#### Exercise:
Write out each line exactly as given. Leave the pictures out of your copy.
#### Task inputs
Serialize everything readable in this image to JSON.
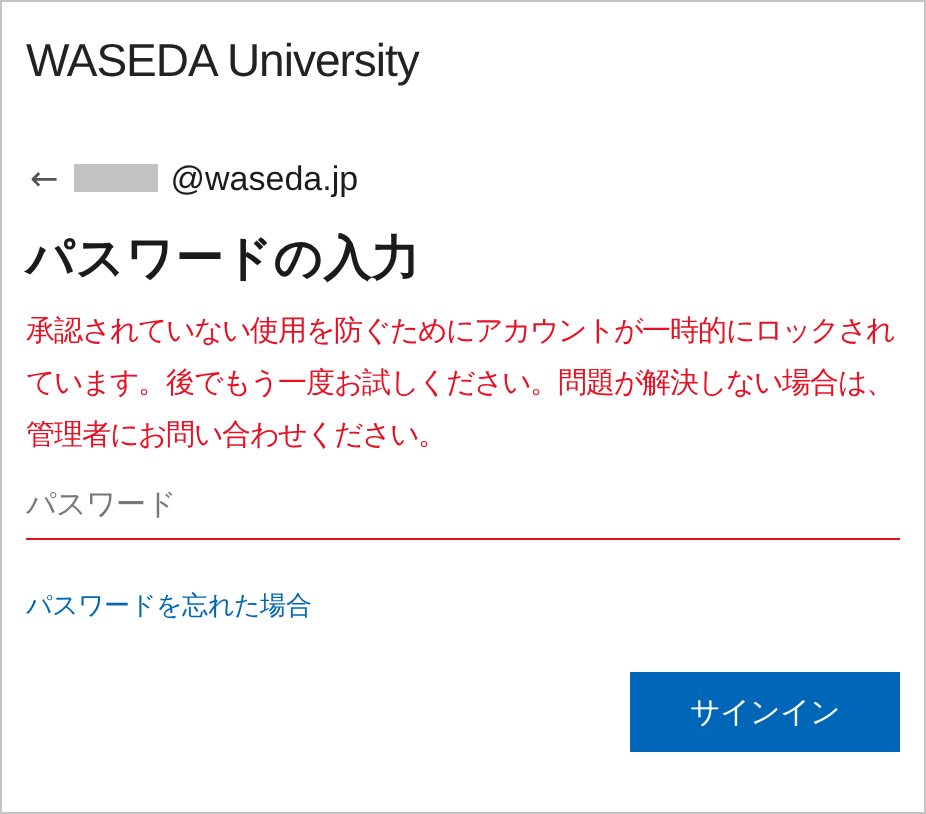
{
  "logo": {
    "text": "WASEDA University"
  },
  "account": {
    "back": "←",
    "redacted": true,
    "email": "@waseda.jp"
  },
  "title": "パスワードの入力",
  "error_message": "承認されていない使用を防ぐためにアカウントが一時的にロックされています。後でもう一度お試しください。問題が解決しない場合は、管理者にお問い合わせください。",
  "password_field": {
    "placeholder": "パスワード",
    "invalid": true
  },
  "forgot_link": "パスワードを忘れた場合",
  "buttons": [
    {
      "label": "サインイン",
      "kind": "primary"
    }
  ]
}
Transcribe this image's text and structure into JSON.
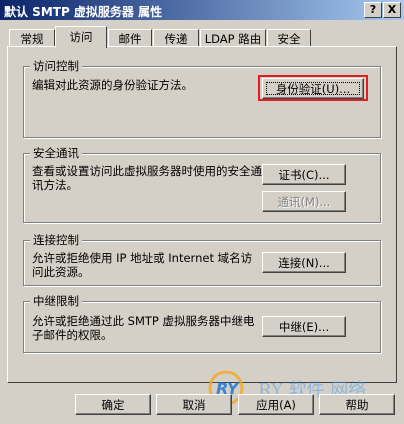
{
  "window": {
    "title": "默认 SMTP 虚拟服务器 属性",
    "help_btn": "?",
    "close_btn": "X"
  },
  "tabs": [
    "常规",
    "访问",
    "邮件",
    "传递",
    "LDAP 路由",
    "安全"
  ],
  "active_tab": "访问",
  "groups": {
    "access_control": {
      "title": "访问控制",
      "desc": "编辑对此资源的身份验证方法。",
      "button": "身份验证(U)..."
    },
    "secure_comm": {
      "title": "安全通讯",
      "desc": "查看或设置访问此虚拟服务器时使用的安全通讯方法。",
      "button1": "证书(C)...",
      "button2": "通讯(M)..."
    },
    "connection_control": {
      "title": "连接控制",
      "desc": "允许或拒绝使用 IP 地址或 Internet 域名访问此资源。",
      "button": "连接(N)..."
    },
    "relay": {
      "title": "中继限制",
      "desc": "允许或拒绝通过此 SMTP 虚拟服务器中继电子邮件的权限。",
      "button": "中继(E)..."
    }
  },
  "footer": {
    "ok": "确定",
    "cancel": "取消",
    "apply": "应用(A)",
    "help": "帮助"
  },
  "watermark": "RY 软件 网络"
}
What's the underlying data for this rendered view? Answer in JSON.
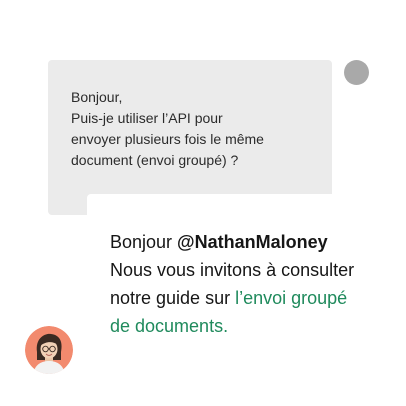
{
  "question": {
    "lines": [
      "Bonjour,",
      "Puis-je utiliser l’API pour",
      "envoyer plusieurs fois le même",
      "document (envoi groupé) ?"
    ]
  },
  "answer": {
    "greeting": "Bonjour ",
    "mention": "@NathanMaloney",
    "line2": "Nous vous invitons à consulter",
    "line3_text": "notre guide sur ",
    "link_part1": "l’envoi groupé",
    "link_part2": "de documents."
  },
  "colors": {
    "question_bubble": "#ebebeb",
    "user_avatar": "#a9a9a9",
    "link": "#1f8a5c",
    "agent_avatar_bg": "#f28a6e"
  },
  "icons": {
    "user_avatar": "user-avatar-placeholder",
    "agent_avatar": "agent-avatar-illustration"
  }
}
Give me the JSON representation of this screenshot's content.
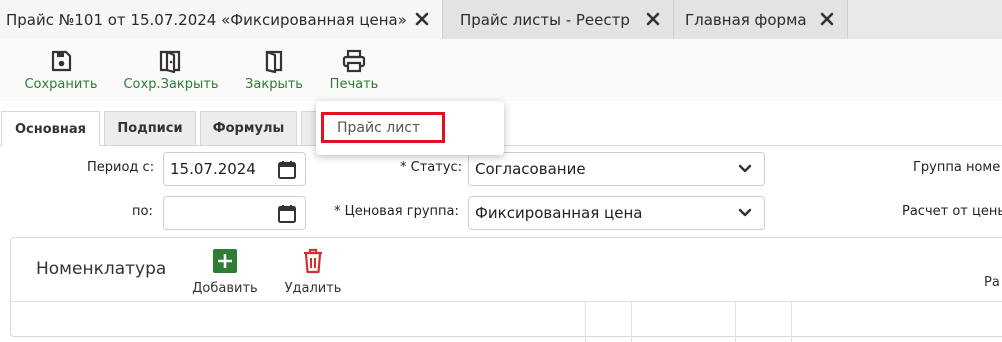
{
  "doc_tabs": [
    {
      "label": "Прайс №101 от 15.07.2024 «Фиксированная цена»",
      "active": true
    },
    {
      "label": "Прайс листы - Реестр",
      "active": false
    },
    {
      "label": "Главная форма",
      "active": false
    }
  ],
  "toolbar": {
    "save_label": "Сохранить",
    "save_close_label": "Сохр.Закрыть",
    "close_label": "Закрыть",
    "print_label": "Печать"
  },
  "inner_tabs": [
    "Основная",
    "Подписи",
    "Формулы"
  ],
  "print_menu": {
    "items": [
      "Прайс лист"
    ]
  },
  "form": {
    "period_from_label": "Период с:",
    "period_from_value": "15.07.2024",
    "period_to_label": "по:",
    "period_to_value": "",
    "status_label": "* Статус:",
    "status_value": "Согласование",
    "price_group_label": "* Ценовая группа:",
    "price_group_value": "Фиксированная цена",
    "nomenclature_group_label": "Группа номе",
    "calc_from_label": "Расчет от цены"
  },
  "nomenclature": {
    "title": "Номенклатура",
    "add_label": "Добавить",
    "delete_label": "Удалить",
    "right_header_fragment": "Ра"
  },
  "colors": {
    "accent_green": "#2e7d32",
    "delete_red": "#d32f2f",
    "highlight_red": "#e0121f"
  }
}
########
#### In response:
Serialize everything readable in this image to JSON.
{
  "logo": {
    "text": "WASEDA University"
  },
  "account": {
    "back": "←",
    "redacted": true,
    "email": "@waseda.jp"
  },
  "title": "パスワードの入力",
  "error_message": "承認されていない使用を防ぐためにアカウントが一時的にロックされています。後でもう一度お試しください。問題が解決しない場合は、管理者にお問い合わせください。",
  "password_field": {
    "placeholder": "パスワード",
    "invalid": true
  },
  "forgot_link": "パスワードを忘れた場合",
  "buttons": [
    {
      "label": "サインイン",
      "kind": "primary"
    }
  ]
}
Transcribe this image's text and structure into JSON.
{
  "window": {
    "title": "默认 SMTP 虚拟服务器 属性",
    "help_btn": "?",
    "close_btn": "X"
  },
  "tabs": [
    "常规",
    "访问",
    "邮件",
    "传递",
    "LDAP 路由",
    "安全"
  ],
  "active_tab": "访问",
  "groups": {
    "access_control": {
      "title": "访问控制",
      "desc": "编辑对此资源的身份验证方法。",
      "button": "身份验证(U)..."
    },
    "secure_comm": {
      "title": "安全通讯",
      "desc": "查看或设置访问此虚拟服务器时使用的安全通讯方法。",
      "button1": "证书(C)...",
      "button2": "通讯(M)..."
    },
    "connection_control": {
      "title": "连接控制",
      "desc": "允许或拒绝使用 IP 地址或 Internet 域名访问此资源。",
      "button": "连接(N)..."
    },
    "relay": {
      "title": "中继限制",
      "desc": "允许或拒绝通过此 SMTP 虚拟服务器中继电子邮件的权限。",
      "button": "中继(E)..."
    }
  },
  "footer": {
    "ok": "确定",
    "cancel": "取消",
    "apply": "应用(A)",
    "help": "帮助"
  },
  "watermark": "RY 软件 网络"
}
What's the underlying data for this rendered view? Answer in JSON.
{
  "question": {
    "lines": [
      "Bonjour,",
      "Puis-je utiliser l’API pour",
      "envoyer plusieurs fois le même",
      "document (envoi groupé) ?"
    ]
  },
  "answer": {
    "greeting": "Bonjour ",
    "mention": "@NathanMaloney",
    "line2": "Nous vous invitons à consulter",
    "line3_text": "notre guide sur ",
    "link_part1": "l’envoi groupé",
    "link_part2": "de documents."
  },
  "colors": {
    "question_bubble": "#ebebeb",
    "user_avatar": "#a9a9a9",
    "link": "#1f8a5c",
    "agent_avatar_bg": "#f28a6e"
  },
  "icons": {
    "user_avatar": "user-avatar-placeholder",
    "agent_avatar": "agent-avatar-illustration"
  }
}
Give me the JSON representation of this screenshot's content.
{
  "doc_tabs": [
    {
      "label": "Прайс №101 от 15.07.2024 «Фиксированная цена»",
      "active": true
    },
    {
      "label": "Прайс листы - Реестр",
      "active": false
    },
    {
      "label": "Главная форма",
      "active": false
    }
  ],
  "toolbar": {
    "save_label": "Сохранить",
    "save_close_label": "Сохр.Закрыть",
    "close_label": "Закрыть",
    "print_label": "Печать"
  },
  "inner_tabs": [
    "Основная",
    "Подписи",
    "Формулы"
  ],
  "print_menu": {
    "items": [
      "Прайс лист"
    ]
  },
  "form": {
    "period_from_label": "Период с:",
    "period_from_value": "15.07.2024",
    "period_to_label": "по:",
    "period_to_value": "",
    "status_label": "* Статус:",
    "status_value": "Согласование",
    "price_group_label": "* Ценовая группа:",
    "price_group_value": "Фиксированная цена",
    "nomenclature_group_label": "Группа номе",
    "calc_from_label": "Расчет от цены"
  },
  "nomenclature": {
    "title": "Номенклатура",
    "add_label": "Добавить",
    "delete_label": "Удалить",
    "right_header_fragment": "Ра"
  },
  "colors": {
    "accent_green": "#2e7d32",
    "delete_red": "#d32f2f",
    "highlight_red": "#e0121f"
  }
}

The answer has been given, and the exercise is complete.